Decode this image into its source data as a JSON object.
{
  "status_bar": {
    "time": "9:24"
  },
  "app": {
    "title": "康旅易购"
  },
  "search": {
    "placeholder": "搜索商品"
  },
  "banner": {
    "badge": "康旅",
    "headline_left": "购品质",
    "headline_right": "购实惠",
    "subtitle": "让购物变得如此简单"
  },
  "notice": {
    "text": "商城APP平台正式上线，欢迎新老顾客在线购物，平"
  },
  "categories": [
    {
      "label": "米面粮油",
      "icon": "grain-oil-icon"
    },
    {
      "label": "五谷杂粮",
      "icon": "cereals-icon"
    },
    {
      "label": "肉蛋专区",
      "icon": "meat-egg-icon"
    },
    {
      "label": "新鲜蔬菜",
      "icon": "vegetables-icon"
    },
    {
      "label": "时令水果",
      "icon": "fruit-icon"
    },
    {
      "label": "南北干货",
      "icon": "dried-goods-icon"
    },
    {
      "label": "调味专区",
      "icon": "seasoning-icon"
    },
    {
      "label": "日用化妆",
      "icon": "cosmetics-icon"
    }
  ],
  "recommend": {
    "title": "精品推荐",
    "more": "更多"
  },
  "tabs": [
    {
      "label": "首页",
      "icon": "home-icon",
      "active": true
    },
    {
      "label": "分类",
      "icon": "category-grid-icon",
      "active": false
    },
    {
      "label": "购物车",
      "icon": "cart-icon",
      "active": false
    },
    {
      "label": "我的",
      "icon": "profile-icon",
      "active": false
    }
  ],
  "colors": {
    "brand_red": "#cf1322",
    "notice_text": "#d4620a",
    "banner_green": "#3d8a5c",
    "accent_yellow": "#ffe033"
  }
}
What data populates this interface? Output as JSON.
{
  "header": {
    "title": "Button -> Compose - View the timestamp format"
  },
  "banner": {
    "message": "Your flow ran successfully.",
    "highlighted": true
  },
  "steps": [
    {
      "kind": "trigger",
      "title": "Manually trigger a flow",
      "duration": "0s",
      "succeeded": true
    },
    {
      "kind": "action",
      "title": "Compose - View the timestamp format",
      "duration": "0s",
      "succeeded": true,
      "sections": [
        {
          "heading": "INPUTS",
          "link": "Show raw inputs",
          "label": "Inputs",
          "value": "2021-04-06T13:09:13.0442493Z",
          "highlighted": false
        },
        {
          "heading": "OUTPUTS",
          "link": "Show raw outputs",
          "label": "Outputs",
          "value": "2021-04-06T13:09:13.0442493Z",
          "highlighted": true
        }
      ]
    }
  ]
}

==============================

Stated task: Copy each line above that contains the string "trigger".

Task answer:
      "kind": "trigger",
      "title": "Manually trigger a flow",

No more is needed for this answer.